**EXERCISE PASSAGE:**
==================================================
Concordance - what do use it for?

Hi!

DT has got a feature called concordance, which delivers some cheesy statistics about the data in your database. So what? What do you use that information for? Just to satisfy your curiosity? Come on, there must be more to it.

:slight_smile:

Bye
Christian

Personally I use this to be able to understand why “See Also” or “Classify” sometimes just don’t work and think of possibilities to improve this afterwards  ;) And as I’m a writer too, I’m of course also interested in the statistics.

Software evaluation by respective newsgroup response posts?

Presumably if all the posts in a newsgroup such as this were transferred to a DT database, then the frequency of certain key words could highlight the most commonly occurring issues. The frequency ratio of positive words to negative ones (like ‘crash’ and ‘great’ for example) could also be used to measure the overall user response to the software. Obviously, for the latter to present a meaningful conclusion, the forum sections would have to be balanced in such a way that both positive and negative responses could occur naturally.

If a software developer set up multiple databases to cover specific time frames in relation to the forum posts (to coincide with new version releases), then by comparing the keyword frequencies between the databases, the success or failure of various bug fixes in subsequent versions could be deduced.

The above may be of use to a software (or any other product) developer, but perhaps from a writers point of view, word lengths and associated frequencies may give a rough guide to the suitable reading age of a document. Another use for word frequency may be to highlight any ‘overuse’ of certain key words in a specific document.

David

Hey Sandman!

This is a fascinating repyl… thanks for the insights and the inspiration!

Best regards
Christian

Thanks Christian,

Another thing I need to add is that if positive and negative word frequency is used on a single word basis (as opposed to a qualified expression), then the following errors can occur;

‘great’ is classified as a positive.
‘not great’ is also classed as a positive.
==================================================
[Items from a data source]
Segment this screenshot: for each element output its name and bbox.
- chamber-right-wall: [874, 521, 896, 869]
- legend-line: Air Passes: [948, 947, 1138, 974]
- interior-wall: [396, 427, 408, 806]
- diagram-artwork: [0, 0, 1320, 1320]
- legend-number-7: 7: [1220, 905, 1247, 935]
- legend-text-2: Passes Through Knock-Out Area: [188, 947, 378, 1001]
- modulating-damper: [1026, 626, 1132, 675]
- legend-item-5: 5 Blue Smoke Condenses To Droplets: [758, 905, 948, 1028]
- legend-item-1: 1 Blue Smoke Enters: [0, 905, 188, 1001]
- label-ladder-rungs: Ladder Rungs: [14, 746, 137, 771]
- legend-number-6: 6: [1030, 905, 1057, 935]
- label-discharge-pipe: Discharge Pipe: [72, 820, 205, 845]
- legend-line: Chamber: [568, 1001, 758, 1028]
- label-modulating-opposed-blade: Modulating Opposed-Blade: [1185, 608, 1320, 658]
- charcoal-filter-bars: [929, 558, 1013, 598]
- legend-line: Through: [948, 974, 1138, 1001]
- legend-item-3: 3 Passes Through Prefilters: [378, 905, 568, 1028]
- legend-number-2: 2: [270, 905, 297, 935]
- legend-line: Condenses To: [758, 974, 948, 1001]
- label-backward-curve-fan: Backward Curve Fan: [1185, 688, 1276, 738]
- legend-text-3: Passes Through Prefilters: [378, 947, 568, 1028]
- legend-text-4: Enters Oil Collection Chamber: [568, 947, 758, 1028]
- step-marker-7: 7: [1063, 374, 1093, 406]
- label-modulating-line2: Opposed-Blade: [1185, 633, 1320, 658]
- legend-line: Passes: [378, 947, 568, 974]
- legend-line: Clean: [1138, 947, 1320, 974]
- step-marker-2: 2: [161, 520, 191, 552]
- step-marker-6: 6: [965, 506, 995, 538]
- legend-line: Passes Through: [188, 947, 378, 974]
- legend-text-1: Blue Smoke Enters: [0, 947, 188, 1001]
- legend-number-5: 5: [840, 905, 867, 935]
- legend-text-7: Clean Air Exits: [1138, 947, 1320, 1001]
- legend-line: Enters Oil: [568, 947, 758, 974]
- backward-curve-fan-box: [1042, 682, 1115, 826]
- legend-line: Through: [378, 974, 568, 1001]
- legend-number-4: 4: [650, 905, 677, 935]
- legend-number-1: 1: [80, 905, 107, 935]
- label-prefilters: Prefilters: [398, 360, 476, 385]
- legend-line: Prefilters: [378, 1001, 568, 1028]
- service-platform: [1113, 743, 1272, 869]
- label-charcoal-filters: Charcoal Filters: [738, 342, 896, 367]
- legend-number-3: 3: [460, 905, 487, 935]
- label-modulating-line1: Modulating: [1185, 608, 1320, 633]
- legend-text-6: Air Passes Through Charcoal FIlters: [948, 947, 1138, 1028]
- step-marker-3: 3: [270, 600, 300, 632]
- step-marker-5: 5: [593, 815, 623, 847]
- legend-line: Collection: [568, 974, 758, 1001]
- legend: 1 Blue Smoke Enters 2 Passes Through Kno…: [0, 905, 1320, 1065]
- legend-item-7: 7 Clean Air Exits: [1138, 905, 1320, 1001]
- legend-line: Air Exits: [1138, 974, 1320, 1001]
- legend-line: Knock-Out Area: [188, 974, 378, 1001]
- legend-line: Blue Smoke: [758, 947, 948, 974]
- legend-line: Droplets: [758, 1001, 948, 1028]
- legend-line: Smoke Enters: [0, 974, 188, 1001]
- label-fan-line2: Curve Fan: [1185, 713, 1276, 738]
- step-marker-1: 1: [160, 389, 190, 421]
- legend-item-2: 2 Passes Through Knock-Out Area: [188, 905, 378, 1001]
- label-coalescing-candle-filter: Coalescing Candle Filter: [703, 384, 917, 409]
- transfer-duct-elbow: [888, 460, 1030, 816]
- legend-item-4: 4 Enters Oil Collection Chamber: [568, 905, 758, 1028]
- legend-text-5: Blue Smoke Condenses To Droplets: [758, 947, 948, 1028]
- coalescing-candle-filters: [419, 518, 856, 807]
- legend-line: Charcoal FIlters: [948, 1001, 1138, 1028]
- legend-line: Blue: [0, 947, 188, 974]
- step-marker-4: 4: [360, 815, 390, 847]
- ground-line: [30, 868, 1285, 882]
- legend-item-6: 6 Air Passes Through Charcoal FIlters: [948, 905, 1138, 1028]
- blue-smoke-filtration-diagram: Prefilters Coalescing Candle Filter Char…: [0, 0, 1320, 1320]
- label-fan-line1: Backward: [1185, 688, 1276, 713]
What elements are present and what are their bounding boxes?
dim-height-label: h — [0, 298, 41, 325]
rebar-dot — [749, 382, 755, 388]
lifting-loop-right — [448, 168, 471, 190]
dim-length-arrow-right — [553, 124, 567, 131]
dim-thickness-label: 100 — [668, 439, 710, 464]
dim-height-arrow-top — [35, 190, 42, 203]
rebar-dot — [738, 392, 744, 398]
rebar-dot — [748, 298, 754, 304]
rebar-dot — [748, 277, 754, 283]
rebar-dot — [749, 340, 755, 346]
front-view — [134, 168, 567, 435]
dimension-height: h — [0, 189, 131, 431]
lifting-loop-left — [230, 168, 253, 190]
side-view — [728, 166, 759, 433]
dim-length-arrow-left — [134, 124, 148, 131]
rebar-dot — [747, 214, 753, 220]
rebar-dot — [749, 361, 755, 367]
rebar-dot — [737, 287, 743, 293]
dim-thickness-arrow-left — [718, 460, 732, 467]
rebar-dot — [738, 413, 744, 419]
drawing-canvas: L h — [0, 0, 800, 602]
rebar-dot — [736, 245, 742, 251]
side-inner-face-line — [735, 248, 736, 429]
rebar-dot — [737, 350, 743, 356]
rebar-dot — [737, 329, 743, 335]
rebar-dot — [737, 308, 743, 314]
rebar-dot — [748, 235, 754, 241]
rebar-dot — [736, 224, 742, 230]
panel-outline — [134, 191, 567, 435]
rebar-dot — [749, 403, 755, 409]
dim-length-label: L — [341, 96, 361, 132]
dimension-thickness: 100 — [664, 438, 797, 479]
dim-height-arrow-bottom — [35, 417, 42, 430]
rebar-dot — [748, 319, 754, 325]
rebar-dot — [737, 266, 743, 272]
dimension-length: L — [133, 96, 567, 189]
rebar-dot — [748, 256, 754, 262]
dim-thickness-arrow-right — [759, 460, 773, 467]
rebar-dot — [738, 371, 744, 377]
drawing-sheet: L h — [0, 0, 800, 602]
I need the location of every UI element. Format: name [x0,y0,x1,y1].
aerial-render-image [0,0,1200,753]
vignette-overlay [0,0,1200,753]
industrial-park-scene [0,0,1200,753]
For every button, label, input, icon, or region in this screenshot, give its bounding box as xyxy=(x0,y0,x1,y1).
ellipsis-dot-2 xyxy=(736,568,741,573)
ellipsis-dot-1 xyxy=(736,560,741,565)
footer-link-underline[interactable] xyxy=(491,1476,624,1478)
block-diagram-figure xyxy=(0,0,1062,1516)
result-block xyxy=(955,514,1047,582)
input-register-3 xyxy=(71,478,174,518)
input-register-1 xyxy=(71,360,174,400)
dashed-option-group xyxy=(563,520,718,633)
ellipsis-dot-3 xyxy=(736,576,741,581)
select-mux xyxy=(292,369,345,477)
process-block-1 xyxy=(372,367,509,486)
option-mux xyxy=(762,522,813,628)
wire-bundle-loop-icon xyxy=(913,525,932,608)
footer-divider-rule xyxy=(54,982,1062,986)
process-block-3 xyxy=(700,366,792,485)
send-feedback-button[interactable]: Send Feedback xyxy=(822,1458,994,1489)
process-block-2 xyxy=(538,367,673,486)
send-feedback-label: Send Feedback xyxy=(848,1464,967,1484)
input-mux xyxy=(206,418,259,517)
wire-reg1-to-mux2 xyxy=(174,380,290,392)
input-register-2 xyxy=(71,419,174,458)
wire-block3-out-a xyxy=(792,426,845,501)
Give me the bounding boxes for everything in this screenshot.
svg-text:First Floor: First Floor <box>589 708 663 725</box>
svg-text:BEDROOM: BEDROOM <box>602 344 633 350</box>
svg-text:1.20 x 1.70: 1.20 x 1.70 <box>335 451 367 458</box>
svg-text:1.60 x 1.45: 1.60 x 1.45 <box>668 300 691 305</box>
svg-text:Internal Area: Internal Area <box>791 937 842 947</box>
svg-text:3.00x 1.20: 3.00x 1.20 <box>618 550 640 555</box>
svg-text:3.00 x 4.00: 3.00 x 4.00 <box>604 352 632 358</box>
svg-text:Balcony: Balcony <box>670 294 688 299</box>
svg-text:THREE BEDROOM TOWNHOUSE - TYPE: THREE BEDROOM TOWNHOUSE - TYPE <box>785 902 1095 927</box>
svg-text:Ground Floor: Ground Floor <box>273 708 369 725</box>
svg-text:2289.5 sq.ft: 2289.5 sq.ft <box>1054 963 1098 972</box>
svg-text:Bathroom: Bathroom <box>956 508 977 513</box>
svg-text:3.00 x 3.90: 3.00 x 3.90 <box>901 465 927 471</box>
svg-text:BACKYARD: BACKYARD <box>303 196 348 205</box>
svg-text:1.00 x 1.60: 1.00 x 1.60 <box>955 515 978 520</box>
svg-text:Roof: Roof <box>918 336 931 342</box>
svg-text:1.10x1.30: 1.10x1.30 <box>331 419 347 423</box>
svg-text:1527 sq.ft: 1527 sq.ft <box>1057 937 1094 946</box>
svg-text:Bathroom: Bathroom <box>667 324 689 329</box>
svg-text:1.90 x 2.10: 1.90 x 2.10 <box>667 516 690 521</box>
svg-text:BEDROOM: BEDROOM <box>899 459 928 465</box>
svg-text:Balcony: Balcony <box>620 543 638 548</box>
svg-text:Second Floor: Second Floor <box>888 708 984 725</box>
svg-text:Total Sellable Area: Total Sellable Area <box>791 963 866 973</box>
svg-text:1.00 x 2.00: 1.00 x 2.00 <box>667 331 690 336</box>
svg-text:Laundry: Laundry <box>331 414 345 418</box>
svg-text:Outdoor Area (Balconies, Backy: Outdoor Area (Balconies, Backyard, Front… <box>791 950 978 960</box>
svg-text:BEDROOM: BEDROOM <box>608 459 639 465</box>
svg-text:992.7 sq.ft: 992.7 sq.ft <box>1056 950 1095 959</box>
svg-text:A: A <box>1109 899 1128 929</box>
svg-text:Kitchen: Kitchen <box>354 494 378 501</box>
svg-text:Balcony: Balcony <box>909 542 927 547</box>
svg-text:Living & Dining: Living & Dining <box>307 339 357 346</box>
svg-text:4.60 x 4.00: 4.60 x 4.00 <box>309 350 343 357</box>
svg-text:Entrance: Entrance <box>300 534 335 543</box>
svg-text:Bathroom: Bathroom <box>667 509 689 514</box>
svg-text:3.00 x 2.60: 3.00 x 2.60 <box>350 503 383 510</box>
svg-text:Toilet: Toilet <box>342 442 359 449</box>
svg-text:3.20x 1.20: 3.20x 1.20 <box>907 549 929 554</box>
==================================================
**TASK OBJECTIVE:** Reproduce word for word the part of the concordance thread from "DT has got a" up to and including "newsgroup response posts?". These items are not needed to do the tasks.

**RESPONSE TO THIS EXERCISE:**
DT has got a feature called concordance, which delivers some cheesy statistics about the data in your database. So what? What do you use that information for? Just to satisfy your curiosity? Come on, there must be more to it.

:slight_smile:

Bye
Christian

Personally I use this to be able to understand why “See Also” or “Classify” sometimes just don’t work and think of possibilities to improve this afterwards  ;) And as I’m a writer too, I’m of course also interested in the statistics.

Software evaluation by respective newsgroup response posts?